(Data provided):
____________________

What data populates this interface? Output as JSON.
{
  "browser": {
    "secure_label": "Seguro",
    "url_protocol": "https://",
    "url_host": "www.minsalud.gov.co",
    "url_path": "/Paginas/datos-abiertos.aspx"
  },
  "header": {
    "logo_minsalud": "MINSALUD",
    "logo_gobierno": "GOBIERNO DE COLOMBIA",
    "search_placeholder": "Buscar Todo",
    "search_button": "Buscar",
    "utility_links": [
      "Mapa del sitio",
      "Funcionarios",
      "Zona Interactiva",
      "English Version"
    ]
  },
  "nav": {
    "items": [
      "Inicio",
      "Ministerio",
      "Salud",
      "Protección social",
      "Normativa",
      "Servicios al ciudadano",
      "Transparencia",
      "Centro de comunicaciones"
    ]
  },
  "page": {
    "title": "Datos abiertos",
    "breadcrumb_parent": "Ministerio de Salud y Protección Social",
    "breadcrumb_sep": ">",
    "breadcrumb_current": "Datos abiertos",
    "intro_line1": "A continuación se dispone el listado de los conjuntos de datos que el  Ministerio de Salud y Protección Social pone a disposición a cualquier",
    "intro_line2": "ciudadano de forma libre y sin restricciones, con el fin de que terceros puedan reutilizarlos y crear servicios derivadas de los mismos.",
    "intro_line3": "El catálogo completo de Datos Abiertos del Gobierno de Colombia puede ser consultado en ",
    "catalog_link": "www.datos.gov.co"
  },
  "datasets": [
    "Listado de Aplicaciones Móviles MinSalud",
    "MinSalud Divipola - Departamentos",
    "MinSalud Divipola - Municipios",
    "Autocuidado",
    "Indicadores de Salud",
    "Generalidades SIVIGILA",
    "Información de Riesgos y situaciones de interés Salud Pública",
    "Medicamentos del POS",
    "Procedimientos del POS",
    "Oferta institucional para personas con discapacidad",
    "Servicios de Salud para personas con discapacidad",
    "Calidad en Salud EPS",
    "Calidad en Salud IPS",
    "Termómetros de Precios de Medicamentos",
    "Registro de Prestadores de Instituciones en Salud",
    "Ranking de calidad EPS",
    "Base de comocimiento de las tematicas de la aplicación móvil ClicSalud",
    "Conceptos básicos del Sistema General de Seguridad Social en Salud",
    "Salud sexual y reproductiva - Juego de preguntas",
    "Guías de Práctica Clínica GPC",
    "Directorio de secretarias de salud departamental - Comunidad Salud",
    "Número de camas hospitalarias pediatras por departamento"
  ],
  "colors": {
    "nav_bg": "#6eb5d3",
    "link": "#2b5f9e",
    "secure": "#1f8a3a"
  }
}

____________________

(Work to complete): Reproduce every record above exactly as it appears.

(Exercise result):
What data populates this interface? Output as JSON.
{
  "browser": {
    "secure_label": "Seguro",
    "url_protocol": "https://",
    "url_host": "www.minsalud.gov.co",
    "url_path": "/Paginas/datos-abiertos.aspx"
  },
  "header": {
    "logo_minsalud": "MINSALUD",
    "logo_gobierno": "GOBIERNO DE COLOMBIA",
    "search_placeholder": "Buscar Todo",
    "search_button": "Buscar",
    "utility_links": [
      "Mapa del sitio",
      "Funcionarios",
      "Zona Interactiva",
      "English Version"
    ]
  },
  "nav": {
    "items": [
      "Inicio",
      "Ministerio",
      "Salud",
      "Protección social",
      "Normativa",
      "Servicios al ciudadano",
      "Transparencia",
      "Centro de comunicaciones"
    ]
  },
  "page": {
    "title": "Datos abiertos",
    "breadcrumb_parent": "Ministerio de Salud y Protección Social",
    "breadcrumb_sep": ">",
    "breadcrumb_current": "Datos abiertos",
    "intro_line1": "A continuación se dispone el listado de los conjuntos de datos que el  Ministerio de Salud y Protección Social pone a disposición a cualquier",
    "intro_line2": "ciudadano de forma libre y sin restricciones, con el fin de que terceros puedan reutilizarlos y crear servicios derivadas de los mismos.",
    "intro_line3": "El catálogo completo de Datos Abiertos del Gobierno de Colombia puede ser consultado en ",
    "catalog_link": "www.datos.gov.co"
  },
  "datasets": [
    "Listado de Aplicaciones Móviles MinSalud",
    "MinSalud Divipola - Departamentos",
    "MinSalud Divipola - Municipios",
    "Autocuidado",
    "Indicadores de Salud",
    "Generalidades SIVIGILA",
    "Información de Riesgos y situaciones de interés Salud Pública",
    "Medicamentos del POS",
    "Procedimientos del POS",
    "Oferta institucional para personas con discapacidad",
    "Servicios de Salud para personas con discapacidad",
    "Calidad en Salud EPS",
    "Calidad en Salud IPS",
    "Termómetros de Precios de Medicamentos",
    "Registro de Prestadores de Instituciones en Salud",
    "Ranking de calidad EPS",
    "Base de comocimiento de las tematicas de la aplicación móvil ClicSalud",
    "Conceptos básicos del Sistema General de Seguridad Social en Salud",
    "Salud sexual y reproductiva - Juego de preguntas",
    "Guías de Práctica Clínica GPC",
    "Directorio de secretarias de salud departamental - Comunidad Salud",
    "Número de camas hospitalarias pediatras por departamento"
  ],
  "colors": {
    "nav_bg": "#6eb5d3",
    "link": "#2b5f9e",
    "secure": "#1f8a3a"
  }
}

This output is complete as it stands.